# Entries provided:
* BEGIN *

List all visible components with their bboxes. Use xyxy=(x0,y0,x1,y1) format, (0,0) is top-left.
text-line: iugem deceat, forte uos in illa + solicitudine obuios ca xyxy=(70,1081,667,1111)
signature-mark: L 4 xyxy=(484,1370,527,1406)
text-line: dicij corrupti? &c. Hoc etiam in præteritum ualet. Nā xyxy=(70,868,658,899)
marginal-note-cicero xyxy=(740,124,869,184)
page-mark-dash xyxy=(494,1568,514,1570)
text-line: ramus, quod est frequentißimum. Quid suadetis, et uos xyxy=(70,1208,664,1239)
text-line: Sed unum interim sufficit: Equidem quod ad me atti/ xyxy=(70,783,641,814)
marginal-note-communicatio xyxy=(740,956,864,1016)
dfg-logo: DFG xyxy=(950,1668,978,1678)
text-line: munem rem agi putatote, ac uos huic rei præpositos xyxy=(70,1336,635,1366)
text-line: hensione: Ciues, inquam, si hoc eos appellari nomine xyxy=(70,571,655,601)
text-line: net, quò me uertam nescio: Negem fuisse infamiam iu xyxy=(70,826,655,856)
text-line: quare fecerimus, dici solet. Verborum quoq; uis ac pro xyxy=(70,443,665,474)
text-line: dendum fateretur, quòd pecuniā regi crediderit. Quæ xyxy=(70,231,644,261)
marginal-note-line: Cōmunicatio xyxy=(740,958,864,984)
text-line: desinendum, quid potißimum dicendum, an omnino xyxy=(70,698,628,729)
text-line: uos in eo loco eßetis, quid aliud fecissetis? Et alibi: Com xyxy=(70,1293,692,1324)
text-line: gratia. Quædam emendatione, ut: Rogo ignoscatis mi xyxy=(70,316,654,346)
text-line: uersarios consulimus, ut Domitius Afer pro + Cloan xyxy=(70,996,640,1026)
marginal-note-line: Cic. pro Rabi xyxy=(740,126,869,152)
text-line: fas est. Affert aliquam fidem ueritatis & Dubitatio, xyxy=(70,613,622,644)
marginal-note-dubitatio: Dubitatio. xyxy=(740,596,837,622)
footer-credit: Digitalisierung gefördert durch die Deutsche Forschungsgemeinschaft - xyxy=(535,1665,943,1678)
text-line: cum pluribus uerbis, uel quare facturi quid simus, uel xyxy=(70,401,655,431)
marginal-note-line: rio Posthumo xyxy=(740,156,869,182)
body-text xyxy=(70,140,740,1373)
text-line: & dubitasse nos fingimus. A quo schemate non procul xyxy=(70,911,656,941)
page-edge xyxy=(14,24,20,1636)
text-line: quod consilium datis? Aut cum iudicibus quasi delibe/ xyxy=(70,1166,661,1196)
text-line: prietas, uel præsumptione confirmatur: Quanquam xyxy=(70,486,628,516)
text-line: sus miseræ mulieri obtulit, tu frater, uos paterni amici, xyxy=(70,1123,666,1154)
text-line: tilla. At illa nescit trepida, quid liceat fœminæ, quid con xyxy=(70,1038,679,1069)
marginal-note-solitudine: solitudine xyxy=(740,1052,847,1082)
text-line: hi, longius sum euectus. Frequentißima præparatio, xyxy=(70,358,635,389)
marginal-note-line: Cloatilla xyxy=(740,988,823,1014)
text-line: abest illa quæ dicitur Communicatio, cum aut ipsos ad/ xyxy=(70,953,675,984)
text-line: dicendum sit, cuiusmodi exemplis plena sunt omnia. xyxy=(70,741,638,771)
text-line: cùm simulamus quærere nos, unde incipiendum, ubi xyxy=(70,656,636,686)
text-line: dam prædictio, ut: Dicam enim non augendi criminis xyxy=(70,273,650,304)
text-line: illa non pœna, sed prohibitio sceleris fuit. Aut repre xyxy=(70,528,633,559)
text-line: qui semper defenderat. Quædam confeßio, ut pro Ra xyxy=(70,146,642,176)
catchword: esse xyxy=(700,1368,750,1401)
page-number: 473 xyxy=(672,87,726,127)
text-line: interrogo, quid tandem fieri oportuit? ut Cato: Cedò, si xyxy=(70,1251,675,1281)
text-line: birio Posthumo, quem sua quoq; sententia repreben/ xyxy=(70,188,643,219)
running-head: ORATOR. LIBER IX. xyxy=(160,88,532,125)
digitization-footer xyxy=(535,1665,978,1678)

* END *

# The request:
Please rewrite everything from the start of the records down through the line containing "text-line: dicij corrupti?", changing "signature-mark" to "page-signature" and keeping all else the same.

# Output:
List all visible components with their bboxes. Use xyxy=(x0,y0,x1,y1) format, (0,0) is top-left.
text-line: iugem deceat, forte uos in illa + solicitudine obuios ca xyxy=(70,1081,667,1111)
page-signature: L 4 xyxy=(484,1370,527,1406)
text-line: dicij corrupti? &c. Hoc etiam in præteritum ualet. Nā xyxy=(70,868,658,899)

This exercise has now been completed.